◆ **WORK TO BE COMPLETED**
Within the material below, find each line bearing the word "OESCHEY" and present it.
..........
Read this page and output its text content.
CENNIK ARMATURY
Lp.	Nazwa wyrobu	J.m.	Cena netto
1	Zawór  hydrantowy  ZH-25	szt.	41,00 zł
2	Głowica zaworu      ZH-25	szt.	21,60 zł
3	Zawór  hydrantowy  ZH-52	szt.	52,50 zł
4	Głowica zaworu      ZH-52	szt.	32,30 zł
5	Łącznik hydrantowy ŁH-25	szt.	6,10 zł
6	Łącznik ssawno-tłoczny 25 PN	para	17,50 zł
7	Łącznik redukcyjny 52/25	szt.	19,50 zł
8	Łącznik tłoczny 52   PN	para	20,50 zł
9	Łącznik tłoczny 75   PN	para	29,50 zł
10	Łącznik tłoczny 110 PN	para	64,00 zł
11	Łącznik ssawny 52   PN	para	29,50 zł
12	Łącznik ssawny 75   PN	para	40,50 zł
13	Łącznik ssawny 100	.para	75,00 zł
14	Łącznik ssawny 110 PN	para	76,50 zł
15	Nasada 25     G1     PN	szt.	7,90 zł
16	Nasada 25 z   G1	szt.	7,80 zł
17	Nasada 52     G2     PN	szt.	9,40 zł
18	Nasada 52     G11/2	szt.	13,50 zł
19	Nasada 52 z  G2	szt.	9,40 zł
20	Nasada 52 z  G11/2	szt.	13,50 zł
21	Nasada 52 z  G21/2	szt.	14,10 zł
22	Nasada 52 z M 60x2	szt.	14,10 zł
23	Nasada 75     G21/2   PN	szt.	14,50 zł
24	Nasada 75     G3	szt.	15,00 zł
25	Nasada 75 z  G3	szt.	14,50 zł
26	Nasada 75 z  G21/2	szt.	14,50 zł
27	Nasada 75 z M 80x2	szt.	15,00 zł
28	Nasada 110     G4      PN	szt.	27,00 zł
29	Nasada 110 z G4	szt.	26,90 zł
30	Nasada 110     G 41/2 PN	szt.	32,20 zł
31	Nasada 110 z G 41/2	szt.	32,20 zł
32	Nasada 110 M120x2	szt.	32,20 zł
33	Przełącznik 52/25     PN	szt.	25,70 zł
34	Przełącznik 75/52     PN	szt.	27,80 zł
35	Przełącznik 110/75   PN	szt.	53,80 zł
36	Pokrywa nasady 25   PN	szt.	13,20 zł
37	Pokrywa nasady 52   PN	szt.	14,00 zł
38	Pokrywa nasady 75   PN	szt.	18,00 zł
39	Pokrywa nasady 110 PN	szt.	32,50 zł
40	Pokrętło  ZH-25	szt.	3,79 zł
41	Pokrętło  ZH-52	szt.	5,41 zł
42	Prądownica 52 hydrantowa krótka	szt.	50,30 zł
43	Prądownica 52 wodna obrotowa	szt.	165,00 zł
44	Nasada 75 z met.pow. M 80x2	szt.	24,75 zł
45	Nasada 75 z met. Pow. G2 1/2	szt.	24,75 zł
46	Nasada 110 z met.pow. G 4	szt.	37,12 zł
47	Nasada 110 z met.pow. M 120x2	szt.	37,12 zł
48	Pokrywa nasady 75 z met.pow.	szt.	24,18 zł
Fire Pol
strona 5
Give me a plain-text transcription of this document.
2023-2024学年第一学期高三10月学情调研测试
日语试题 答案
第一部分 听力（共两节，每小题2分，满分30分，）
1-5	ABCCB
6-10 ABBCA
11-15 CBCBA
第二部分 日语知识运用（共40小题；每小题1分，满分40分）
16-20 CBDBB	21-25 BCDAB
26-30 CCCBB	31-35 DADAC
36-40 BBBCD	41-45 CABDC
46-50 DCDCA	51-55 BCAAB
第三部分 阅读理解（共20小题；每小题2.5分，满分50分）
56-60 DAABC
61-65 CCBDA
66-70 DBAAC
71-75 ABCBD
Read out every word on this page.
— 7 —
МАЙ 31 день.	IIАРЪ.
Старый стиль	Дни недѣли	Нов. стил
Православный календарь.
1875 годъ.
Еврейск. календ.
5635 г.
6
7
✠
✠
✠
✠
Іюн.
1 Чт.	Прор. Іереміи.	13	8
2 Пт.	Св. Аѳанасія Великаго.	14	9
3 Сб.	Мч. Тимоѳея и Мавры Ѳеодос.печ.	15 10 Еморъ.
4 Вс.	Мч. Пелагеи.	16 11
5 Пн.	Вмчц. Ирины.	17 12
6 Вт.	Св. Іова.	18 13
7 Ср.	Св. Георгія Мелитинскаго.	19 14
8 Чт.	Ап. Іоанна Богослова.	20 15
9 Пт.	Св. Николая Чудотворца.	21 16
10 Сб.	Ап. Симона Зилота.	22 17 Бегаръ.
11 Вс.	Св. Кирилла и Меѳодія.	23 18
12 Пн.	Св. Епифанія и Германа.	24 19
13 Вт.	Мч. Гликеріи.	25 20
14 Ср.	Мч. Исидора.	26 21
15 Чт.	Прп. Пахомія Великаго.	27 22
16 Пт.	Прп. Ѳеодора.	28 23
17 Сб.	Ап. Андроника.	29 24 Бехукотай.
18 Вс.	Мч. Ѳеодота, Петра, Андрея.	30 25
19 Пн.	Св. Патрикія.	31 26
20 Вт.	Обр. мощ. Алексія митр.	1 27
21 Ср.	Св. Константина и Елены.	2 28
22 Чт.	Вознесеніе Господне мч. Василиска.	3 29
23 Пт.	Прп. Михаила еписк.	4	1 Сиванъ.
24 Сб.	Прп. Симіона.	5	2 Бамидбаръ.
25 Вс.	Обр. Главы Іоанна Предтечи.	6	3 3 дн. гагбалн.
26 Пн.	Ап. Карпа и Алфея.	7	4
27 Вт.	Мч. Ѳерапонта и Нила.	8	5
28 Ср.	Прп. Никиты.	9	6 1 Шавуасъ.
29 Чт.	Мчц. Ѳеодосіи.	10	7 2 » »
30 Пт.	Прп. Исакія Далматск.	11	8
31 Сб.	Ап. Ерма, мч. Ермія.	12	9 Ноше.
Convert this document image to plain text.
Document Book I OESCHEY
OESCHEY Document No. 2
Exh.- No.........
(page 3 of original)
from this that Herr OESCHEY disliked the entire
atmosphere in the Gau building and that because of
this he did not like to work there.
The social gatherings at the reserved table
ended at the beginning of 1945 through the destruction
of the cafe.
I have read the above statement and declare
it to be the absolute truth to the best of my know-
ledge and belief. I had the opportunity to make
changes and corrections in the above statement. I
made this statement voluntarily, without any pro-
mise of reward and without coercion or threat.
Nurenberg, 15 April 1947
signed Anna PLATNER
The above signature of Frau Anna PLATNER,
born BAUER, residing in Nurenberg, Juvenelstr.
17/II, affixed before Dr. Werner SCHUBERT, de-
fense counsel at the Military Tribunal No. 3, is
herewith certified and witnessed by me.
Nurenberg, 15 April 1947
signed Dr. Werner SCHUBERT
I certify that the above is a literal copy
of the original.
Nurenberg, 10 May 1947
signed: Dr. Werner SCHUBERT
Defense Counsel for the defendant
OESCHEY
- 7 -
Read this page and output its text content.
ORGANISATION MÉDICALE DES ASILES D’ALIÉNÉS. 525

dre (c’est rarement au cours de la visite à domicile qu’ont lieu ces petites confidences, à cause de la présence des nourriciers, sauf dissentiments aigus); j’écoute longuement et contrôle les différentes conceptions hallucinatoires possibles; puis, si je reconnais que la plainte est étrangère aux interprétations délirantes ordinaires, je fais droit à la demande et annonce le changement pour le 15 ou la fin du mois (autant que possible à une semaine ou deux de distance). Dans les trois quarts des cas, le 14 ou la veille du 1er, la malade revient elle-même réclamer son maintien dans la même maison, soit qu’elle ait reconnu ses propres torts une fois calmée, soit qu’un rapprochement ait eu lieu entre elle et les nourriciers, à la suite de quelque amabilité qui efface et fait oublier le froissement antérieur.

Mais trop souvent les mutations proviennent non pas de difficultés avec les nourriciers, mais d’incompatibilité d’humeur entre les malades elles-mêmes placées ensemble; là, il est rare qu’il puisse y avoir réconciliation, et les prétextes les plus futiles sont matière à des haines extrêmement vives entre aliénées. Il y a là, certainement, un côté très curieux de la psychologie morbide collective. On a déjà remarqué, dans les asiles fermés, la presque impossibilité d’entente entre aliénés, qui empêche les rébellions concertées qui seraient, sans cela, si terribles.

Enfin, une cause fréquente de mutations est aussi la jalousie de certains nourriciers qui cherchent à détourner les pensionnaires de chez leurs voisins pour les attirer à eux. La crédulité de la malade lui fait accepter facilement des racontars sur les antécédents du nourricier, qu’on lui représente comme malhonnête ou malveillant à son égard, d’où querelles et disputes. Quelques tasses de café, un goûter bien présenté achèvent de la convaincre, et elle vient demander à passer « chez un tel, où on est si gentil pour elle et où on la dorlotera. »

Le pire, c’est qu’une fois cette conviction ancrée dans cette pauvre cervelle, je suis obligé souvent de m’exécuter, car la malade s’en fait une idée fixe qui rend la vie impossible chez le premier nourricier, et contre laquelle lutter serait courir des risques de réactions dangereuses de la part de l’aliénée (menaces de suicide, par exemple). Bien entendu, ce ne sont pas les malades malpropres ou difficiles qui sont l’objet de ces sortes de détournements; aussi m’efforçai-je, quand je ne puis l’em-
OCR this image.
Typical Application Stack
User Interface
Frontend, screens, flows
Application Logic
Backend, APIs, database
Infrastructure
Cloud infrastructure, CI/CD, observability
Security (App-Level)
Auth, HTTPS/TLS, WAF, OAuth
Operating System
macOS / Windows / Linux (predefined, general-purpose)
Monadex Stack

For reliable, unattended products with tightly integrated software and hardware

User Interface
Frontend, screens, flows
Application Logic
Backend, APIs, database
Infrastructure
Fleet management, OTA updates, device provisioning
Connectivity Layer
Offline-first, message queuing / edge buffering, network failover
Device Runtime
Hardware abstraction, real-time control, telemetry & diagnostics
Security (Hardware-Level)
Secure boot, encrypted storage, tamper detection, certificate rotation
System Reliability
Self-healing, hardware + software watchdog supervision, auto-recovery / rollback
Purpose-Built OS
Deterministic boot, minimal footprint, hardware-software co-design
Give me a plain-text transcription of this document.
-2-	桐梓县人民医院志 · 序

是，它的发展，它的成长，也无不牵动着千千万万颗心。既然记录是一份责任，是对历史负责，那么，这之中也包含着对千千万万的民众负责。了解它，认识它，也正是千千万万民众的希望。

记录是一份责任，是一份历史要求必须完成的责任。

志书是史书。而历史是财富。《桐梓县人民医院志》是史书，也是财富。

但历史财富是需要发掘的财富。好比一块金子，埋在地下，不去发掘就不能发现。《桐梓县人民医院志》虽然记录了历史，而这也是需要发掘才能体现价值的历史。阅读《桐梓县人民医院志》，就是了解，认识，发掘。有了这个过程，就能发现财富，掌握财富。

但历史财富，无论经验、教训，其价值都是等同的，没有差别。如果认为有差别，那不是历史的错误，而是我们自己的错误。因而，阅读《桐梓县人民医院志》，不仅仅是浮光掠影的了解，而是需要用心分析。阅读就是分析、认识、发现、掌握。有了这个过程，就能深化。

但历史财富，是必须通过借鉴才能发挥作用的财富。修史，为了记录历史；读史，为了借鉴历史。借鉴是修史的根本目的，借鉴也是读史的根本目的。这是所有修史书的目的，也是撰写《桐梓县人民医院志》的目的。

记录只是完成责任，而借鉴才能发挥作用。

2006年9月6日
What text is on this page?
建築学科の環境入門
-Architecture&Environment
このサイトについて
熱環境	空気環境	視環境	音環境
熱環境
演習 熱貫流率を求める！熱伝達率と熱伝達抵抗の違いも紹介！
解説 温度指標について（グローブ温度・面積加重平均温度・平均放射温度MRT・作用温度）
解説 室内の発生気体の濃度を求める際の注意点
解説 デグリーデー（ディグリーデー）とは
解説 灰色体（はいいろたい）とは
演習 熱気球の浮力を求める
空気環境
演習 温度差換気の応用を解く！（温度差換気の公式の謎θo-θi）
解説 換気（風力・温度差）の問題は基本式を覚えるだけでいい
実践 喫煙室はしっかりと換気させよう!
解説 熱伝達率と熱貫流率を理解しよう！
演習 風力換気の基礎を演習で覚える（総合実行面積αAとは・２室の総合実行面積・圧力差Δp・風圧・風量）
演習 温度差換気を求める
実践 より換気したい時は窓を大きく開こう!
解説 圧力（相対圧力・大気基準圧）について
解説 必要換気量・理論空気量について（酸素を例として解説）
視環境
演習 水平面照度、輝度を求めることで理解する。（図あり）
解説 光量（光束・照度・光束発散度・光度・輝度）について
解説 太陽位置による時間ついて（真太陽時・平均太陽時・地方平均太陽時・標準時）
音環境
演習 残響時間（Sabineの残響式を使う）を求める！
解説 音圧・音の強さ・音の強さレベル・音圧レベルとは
..........
◆ **THE SOLUTION**
Document Book I OESCHEY
OESCHEY Document No. 2
from this that Herr OESCHEY disliked the entire
OESCHEY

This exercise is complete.